BEGIN Data provided
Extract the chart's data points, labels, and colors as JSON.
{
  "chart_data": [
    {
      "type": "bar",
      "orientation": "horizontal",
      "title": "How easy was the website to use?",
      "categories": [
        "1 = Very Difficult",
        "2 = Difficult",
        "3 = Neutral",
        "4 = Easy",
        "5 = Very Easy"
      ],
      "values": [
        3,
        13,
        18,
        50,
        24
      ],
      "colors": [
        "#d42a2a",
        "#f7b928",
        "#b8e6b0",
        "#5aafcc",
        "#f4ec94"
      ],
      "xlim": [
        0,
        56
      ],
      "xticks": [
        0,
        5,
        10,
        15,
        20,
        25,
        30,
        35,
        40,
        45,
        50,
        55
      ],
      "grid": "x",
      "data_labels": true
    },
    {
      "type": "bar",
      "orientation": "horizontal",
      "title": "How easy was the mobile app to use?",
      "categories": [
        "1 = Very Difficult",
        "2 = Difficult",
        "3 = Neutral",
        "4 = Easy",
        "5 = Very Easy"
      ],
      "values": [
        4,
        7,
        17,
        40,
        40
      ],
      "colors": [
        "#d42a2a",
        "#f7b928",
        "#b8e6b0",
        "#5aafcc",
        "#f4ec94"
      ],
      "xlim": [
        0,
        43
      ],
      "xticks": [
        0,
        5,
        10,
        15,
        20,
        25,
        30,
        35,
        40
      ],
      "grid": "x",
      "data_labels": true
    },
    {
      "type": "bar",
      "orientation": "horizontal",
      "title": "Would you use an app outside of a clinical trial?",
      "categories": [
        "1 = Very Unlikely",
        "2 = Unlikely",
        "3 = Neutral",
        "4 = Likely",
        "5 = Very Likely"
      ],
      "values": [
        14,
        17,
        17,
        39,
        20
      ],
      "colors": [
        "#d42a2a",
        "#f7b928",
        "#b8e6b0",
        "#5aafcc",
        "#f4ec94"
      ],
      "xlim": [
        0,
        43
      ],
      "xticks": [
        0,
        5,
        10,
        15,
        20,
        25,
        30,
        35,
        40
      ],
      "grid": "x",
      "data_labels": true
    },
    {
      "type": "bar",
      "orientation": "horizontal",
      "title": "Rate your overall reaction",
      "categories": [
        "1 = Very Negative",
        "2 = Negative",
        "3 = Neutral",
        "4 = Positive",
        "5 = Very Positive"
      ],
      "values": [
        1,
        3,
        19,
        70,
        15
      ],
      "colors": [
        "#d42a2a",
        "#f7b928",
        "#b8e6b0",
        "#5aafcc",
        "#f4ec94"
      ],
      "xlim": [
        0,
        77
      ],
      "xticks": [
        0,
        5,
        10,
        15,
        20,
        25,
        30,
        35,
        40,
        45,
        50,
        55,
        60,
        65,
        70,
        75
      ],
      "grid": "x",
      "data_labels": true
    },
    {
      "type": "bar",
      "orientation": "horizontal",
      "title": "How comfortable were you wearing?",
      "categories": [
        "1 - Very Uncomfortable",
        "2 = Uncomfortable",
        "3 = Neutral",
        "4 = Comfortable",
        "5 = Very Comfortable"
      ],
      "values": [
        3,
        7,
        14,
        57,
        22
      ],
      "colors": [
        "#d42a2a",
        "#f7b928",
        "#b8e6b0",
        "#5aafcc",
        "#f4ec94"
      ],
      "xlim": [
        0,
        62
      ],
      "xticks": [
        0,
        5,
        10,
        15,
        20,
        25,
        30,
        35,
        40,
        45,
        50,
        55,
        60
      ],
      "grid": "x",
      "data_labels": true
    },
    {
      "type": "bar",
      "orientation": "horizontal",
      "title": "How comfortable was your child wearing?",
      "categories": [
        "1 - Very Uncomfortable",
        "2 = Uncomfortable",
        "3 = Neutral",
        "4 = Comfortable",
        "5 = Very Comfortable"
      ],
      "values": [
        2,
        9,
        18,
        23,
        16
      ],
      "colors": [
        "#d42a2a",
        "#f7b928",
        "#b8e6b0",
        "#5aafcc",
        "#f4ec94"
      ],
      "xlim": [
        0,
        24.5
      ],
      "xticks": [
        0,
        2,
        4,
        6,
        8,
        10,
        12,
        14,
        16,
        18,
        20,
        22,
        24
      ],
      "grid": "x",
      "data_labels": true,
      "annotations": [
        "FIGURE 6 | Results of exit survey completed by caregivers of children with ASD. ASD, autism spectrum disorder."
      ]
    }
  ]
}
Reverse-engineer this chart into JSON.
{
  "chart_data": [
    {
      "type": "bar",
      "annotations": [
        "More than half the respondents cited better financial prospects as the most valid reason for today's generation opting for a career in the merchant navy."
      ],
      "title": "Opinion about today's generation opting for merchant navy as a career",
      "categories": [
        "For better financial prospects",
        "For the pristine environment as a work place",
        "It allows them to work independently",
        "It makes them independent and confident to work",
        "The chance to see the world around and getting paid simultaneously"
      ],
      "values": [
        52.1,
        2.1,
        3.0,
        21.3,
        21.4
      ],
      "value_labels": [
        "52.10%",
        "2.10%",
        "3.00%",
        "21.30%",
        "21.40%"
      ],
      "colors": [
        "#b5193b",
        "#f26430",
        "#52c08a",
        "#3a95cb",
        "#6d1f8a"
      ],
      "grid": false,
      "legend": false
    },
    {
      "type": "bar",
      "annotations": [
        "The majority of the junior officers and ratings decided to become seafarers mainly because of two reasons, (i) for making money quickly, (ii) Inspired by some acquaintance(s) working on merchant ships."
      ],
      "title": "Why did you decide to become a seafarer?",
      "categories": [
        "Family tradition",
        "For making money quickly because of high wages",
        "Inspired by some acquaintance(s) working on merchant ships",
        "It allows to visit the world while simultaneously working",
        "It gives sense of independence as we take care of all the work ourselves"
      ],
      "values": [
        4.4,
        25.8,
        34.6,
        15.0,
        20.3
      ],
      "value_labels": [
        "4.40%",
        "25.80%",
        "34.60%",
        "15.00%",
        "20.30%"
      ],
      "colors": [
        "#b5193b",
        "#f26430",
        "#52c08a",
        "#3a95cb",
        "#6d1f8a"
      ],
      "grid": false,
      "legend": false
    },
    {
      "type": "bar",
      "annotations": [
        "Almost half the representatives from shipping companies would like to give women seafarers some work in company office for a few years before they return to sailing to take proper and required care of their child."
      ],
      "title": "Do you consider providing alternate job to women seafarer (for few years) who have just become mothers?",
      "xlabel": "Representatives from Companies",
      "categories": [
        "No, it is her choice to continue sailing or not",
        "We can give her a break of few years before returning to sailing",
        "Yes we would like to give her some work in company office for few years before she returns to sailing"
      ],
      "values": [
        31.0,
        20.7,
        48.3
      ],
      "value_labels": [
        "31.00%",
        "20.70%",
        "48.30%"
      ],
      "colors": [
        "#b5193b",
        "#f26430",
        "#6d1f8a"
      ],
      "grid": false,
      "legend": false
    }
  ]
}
END Data provided
_The problem_
Return each entry from above without altering a single character.

_Result for this task_
Extract the chart's data points, labels, and colors as JSON.
{
  "chart_data": [
    {
      "type": "bar",
      "orientation": "horizontal",
      "title": "How easy was the website to use?",
      "categories": [
        "1 = Very Difficult",
        "2 = Difficult",
        "3 = Neutral",
        "4 = Easy",
        "5 = Very Easy"
      ],
      "values": [
        3,
        13,
        18,
        50,
        24
      ],
      "colors": [
        "#d42a2a",
        "#f7b928",
        "#b8e6b0",
        "#5aafcc",
        "#f4ec94"
      ],
      "xlim": [
        0,
        56
      ],
      "xticks": [
        0,
        5,
        10,
        15,
        20,
        25,
        30,
        35,
        40,
        45,
        50,
        55
      ],
      "grid": "x",
      "data_labels": true
    },
    {
      "type": "bar",
      "orientation": "horizontal",
      "title": "How easy was the mobile app to use?",
      "categories": [
        "1 = Very Difficult",
        "2 = Difficult",
        "3 = Neutral",
        "4 = Easy",
        "5 = Very Easy"
      ],
      "values": [
        4,
        7,
        17,
        40,
        40
      ],
      "colors": [
        "#d42a2a",
        "#f7b928",
        "#b8e6b0",
        "#5aafcc",
        "#f4ec94"
      ],
      "xlim": [
        0,
        43
      ],
      "xticks": [
        0,
        5,
        10,
        15,
        20,
        25,
        30,
        35,
        40
      ],
      "grid": "x",
      "data_labels": true
    },
    {
      "type": "bar",
      "orientation": "horizontal",
      "title": "Would you use an app outside of a clinical trial?",
      "categories": [
        "1 = Very Unlikely",
        "2 = Unlikely",
        "3 = Neutral",
        "4 = Likely",
        "5 = Very Likely"
      ],
      "values": [
        14,
        17,
        17,
        39,
        20
      ],
      "colors": [
        "#d42a2a",
        "#f7b928",
        "#b8e6b0",
        "#5aafcc",
        "#f4ec94"
      ],
      "xlim": [
        0,
        43
      ],
      "xticks": [
        0,
        5,
        10,
        15,
        20,
        25,
        30,
        35,
        40
      ],
      "grid": "x",
      "data_labels": true
    },
    {
      "type": "bar",
      "orientation": "horizontal",
      "title": "Rate your overall reaction",
      "categories": [
        "1 = Very Negative",
        "2 = Negative",
        "3 = Neutral",
        "4 = Positive",
        "5 = Very Positive"
      ],
      "values": [
        1,
        3,
        19,
        70,
        15
      ],
      "colors": [
        "#d42a2a",
        "#f7b928",
        "#b8e6b0",
        "#5aafcc",
        "#f4ec94"
      ],
      "xlim": [
        0,
        77
      ],
      "xticks": [
        0,
        5,
        10,
        15,
        20,
        25,
        30,
        35,
        40,
        45,
        50,
        55,
        60,
        65,
        70,
        75
      ],
      "grid": "x",
      "data_labels": true
    },
    {
      "type": "bar",
      "orientation": "horizontal",
      "title": "How comfortable were you wearing?",
      "categories": [
        "1 - Very Uncomfortable",
        "2 = Uncomfortable",
        "3 = Neutral",
        "4 = Comfortable",
        "5 = Very Comfortable"
      ],
      "values": [
        3,
        7,
        14,
        57,
        22
      ],
      "colors": [
        "#d42a2a",
        "#f7b928",
        "#b8e6b0",
        "#5aafcc",
        "#f4ec94"
      ],
      "xlim": [
        0,
        62
      ],
      "xticks": [
        0,
        5,
        10,
        15,
        20,
        25,
        30,
        35,
        40,
        45,
        50,
        55,
        60
      ],
      "grid": "x",
      "data_labels": true
    },
    {
      "type": "bar",
      "orientation": "horizontal",
      "title": "How comfortable was your child wearing?",
      "categories": [
        "1 - Very Uncomfortable",
        "2 = Uncomfortable",
        "3 = Neutral",
        "4 = Comfortable",
        "5 = Very Comfortable"
      ],
      "values": [
        2,
        9,
        18,
        23,
        16
      ],
      "colors": [
        "#d42a2a",
        "#f7b928",
        "#b8e6b0",
        "#5aafcc",
        "#f4ec94"
      ],
      "xlim": [
        0,
        24.5
      ],
      "xticks": [
        0,
        2,
        4,
        6,
        8,
        10,
        12,
        14,
        16,
        18,
        20,
        22,
        24
      ],
      "grid": "x",
      "data_labels": true,
      "annotations": [
        "FIGURE 6 | Results of exit survey completed by caregivers of children with ASD. ASD, autism spectrum disorder."
      ]
    }
  ]
}
Reverse-engineer this chart into JSON.
{
  "chart_data": [
    {
      "type": "bar",
      "annotations": [
        "More than half the respondents cited better financial prospects as the most valid reason for today's generation opting for a career in the merchant navy."
      ],
      "title": "Opinion about today's generation opting for merchant navy as a career",
      "categories": [
        "For better financial prospects",
        "For the pristine environment as a work place",
        "It allows them to work independently",
        "It makes them independent and confident to work",
        "The chance to see the world around and getting paid simultaneously"
      ],
      "values": [
        52.1,
        2.1,
        3.0,
        21.3,
        21.4
      ],
      "value_labels": [
        "52.10%",
        "2.10%",
        "3.00%",
        "21.30%",
        "21.40%"
      ],
      "colors": [
        "#b5193b",
        "#f26430",
        "#52c08a",
        "#3a95cb",
        "#6d1f8a"
      ],
      "grid": false,
      "legend": false
    },
    {
      "type": "bar",
      "annotations": [
        "The majority of the junior officers and ratings decided to become seafarers mainly because of two reasons, (i) for making money quickly, (ii) Inspired by some acquaintance(s) working on merchant ships."
      ],
      "title": "Why did you decide to become a seafarer?",
      "categories": [
        "Family tradition",
        "For making money quickly because of high wages",
        "Inspired by some acquaintance(s) working on merchant ships",
        "It allows to visit the world while simultaneously working",
        "It gives sense of independence as we take care of all the work ourselves"
      ],
      "values": [
        4.4,
        25.8,
        34.6,
        15.0,
        20.3
      ],
      "value_labels": [
        "4.40%",
        "25.80%",
        "34.60%",
        "15.00%",
        "20.30%"
      ],
      "colors": [
        "#b5193b",
        "#f26430",
        "#52c08a",
        "#3a95cb",
        "#6d1f8a"
      ],
      "grid": false,
      "legend": false
    },
    {
      "type": "bar",
      "annotations": [
        "Almost half the representatives from shipping companies would like to give women seafarers some work in company office for a few years before they return to sailing to take proper and required care of their child."
      ],
      "title": "Do you consider providing alternate job to women seafarer (for few years) who have just become mothers?",
      "xlabel": "Representatives from Companies",
      "categories": [
        "No, it is her choice to continue sailing or not",
        "We can give her a break of few years before returning to sailing",
        "Yes we would like to give her some work in company office for few years before she returns to sailing"
      ],
      "values": [
        31.0,
        20.7,
        48.3
      ],
      "value_labels": [
        "31.00%",
        "20.70%",
        "48.30%"
      ],
      "colors": [
        "#b5193b",
        "#f26430",
        "#6d1f8a"
      ],
      "grid": false,
      "legend": false
    }
  ]
}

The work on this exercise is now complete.